**TASK INSTRUCTIONS:** Copy whichever lines contain the string "Valid".

Entries taken from a collection
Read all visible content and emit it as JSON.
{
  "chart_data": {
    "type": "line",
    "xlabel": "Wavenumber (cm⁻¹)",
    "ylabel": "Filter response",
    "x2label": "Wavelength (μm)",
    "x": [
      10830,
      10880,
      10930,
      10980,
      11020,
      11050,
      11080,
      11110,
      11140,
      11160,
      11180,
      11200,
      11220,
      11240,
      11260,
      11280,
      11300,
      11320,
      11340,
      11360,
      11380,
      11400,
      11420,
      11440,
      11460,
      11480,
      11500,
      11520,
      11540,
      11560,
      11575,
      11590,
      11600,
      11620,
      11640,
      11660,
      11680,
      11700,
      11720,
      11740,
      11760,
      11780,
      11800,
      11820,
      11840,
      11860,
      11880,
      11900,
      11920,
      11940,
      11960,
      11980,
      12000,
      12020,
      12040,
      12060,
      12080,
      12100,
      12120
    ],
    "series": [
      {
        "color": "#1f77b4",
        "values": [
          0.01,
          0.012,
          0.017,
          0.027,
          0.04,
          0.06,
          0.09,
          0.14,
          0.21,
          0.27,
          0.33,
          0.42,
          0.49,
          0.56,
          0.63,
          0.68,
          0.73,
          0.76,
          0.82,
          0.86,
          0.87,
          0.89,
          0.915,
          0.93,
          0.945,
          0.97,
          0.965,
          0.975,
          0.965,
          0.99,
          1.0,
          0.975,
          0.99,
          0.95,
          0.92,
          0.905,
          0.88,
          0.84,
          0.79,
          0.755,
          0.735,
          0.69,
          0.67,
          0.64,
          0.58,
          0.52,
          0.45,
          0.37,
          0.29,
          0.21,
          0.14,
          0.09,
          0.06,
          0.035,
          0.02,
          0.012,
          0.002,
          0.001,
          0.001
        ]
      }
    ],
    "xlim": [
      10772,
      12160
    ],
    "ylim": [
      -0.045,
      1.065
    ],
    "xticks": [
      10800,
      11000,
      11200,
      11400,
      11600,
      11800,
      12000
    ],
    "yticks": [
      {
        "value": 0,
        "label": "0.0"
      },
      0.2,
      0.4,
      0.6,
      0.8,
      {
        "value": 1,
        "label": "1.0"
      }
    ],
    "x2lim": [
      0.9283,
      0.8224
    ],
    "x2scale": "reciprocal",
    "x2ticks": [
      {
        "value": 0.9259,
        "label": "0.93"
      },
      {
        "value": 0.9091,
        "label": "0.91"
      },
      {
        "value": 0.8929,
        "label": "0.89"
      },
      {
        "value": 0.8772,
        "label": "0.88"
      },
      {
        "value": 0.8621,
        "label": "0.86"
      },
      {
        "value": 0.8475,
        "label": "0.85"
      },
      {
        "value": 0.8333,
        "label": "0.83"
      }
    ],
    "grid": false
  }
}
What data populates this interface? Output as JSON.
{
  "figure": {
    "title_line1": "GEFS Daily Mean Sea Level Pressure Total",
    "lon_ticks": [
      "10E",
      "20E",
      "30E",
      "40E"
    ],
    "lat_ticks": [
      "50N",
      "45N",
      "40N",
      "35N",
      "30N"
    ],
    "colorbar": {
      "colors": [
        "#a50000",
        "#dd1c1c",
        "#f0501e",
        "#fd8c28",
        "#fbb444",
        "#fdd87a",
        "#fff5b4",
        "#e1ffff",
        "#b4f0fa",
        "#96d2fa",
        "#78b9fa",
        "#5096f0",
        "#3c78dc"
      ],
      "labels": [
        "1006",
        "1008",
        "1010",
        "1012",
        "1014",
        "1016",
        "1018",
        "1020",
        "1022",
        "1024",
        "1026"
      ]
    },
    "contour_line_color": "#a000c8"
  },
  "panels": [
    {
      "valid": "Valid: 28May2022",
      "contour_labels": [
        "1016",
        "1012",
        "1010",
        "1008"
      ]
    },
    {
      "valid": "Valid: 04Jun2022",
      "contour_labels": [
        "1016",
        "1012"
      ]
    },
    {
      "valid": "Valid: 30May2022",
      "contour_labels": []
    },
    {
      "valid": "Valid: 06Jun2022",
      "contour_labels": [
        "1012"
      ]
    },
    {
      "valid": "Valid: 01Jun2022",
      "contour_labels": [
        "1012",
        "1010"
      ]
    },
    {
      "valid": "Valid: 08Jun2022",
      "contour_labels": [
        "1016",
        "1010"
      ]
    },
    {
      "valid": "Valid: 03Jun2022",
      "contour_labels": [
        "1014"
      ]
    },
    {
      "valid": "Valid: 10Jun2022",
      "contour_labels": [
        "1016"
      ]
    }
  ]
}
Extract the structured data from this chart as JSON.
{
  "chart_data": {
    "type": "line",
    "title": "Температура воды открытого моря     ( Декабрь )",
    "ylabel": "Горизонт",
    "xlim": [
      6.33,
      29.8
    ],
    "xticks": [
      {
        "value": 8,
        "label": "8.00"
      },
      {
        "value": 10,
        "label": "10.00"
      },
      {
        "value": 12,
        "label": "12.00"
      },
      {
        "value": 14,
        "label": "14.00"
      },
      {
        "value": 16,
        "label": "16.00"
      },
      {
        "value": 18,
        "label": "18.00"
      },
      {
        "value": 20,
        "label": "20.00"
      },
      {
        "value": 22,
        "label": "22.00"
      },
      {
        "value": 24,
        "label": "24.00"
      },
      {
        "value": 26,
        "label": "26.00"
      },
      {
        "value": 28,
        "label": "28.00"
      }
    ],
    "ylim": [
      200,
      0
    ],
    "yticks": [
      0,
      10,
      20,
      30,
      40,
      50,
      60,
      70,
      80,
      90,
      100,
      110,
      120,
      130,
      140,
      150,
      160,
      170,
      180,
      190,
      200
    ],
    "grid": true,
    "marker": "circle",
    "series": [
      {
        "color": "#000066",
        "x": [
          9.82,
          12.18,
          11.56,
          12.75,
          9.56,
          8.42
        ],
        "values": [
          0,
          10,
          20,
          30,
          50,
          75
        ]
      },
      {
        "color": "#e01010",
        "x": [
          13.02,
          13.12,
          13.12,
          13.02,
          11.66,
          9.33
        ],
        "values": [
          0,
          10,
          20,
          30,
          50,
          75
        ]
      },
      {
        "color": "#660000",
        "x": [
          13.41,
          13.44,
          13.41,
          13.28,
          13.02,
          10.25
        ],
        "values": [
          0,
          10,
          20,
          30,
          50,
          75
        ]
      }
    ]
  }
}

**TASK RESPONSE:**
      "valid": "Valid: 28May2022",
      "valid": "Valid: 04Jun2022",
      "valid": "Valid: 30May2022",
      "valid": "Valid: 06Jun2022",
      "valid": "Valid: 01Jun2022",
      "valid": "Valid: 08Jun2022",
      "valid": "Valid: 03Jun2022",
      "valid": "Valid: 10Jun2022",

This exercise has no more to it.